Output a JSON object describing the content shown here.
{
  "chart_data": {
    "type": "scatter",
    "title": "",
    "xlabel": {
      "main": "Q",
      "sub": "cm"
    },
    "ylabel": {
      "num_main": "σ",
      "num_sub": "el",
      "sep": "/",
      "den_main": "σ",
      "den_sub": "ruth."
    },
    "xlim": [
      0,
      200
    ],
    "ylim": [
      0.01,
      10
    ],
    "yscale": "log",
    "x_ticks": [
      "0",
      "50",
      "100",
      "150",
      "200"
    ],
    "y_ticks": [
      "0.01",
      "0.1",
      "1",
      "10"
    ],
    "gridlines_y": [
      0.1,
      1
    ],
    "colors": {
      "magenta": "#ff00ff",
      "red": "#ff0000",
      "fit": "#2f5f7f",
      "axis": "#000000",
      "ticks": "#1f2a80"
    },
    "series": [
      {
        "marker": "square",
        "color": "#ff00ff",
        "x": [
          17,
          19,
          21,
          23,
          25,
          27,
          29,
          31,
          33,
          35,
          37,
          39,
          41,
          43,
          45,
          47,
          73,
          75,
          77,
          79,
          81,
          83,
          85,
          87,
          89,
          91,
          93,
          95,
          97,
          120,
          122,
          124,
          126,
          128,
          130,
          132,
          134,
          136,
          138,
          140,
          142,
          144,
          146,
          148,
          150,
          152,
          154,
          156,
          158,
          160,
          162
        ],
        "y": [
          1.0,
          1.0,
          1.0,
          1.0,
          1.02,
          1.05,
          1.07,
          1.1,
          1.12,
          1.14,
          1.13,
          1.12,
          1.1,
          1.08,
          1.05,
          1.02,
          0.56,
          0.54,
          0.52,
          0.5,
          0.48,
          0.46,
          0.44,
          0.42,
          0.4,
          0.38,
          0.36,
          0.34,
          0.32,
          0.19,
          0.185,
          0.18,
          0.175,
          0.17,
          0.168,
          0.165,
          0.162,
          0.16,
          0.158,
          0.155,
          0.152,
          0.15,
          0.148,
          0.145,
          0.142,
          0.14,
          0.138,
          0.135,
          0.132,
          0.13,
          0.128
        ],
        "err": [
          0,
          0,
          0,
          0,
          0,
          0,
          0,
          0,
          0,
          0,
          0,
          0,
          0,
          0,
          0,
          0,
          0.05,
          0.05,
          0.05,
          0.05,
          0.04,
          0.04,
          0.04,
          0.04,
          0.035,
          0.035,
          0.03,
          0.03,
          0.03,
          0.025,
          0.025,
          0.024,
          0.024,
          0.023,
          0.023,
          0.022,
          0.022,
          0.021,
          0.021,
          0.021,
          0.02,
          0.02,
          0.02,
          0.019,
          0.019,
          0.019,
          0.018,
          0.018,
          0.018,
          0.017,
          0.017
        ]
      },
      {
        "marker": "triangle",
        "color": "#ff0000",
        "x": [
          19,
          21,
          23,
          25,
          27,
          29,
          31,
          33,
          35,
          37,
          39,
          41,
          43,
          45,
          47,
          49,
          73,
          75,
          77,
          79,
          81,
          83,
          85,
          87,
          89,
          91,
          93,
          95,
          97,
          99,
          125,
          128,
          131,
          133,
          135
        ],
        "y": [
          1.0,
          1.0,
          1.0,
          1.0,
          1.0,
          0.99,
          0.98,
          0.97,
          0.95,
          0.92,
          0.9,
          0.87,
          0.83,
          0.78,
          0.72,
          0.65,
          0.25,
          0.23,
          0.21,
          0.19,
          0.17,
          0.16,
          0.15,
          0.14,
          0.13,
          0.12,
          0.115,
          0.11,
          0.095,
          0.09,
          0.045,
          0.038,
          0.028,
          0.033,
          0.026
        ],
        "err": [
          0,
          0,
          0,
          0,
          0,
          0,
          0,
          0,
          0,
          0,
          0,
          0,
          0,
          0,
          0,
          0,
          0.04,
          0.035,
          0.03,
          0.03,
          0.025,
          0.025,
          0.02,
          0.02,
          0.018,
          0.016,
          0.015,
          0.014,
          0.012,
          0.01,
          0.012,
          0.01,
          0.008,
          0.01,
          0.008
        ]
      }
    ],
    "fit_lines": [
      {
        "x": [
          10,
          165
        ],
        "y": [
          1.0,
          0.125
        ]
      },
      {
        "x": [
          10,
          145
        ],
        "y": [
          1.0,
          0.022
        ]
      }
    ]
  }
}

---

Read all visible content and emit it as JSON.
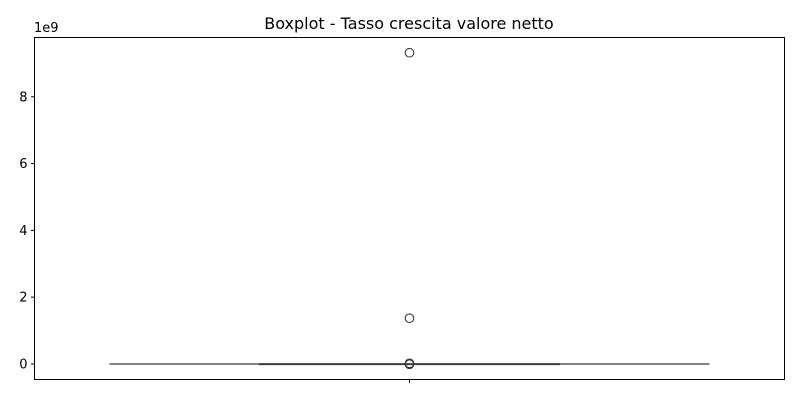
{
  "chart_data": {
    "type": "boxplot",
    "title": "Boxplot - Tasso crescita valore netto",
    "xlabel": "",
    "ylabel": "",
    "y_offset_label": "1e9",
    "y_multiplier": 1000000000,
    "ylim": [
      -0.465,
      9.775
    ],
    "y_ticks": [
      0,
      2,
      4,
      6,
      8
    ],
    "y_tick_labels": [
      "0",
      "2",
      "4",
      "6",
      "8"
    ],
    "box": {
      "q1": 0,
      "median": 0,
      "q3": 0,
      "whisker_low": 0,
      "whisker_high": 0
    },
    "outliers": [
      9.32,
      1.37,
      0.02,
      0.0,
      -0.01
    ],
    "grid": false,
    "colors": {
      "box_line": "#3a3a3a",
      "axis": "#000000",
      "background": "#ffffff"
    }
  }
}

Exercise directions
From the entries above, collect every line with the string "title" in it.

Task answer
    "title": "",
    "title": "Boxplot - Tasso crescita valore netto",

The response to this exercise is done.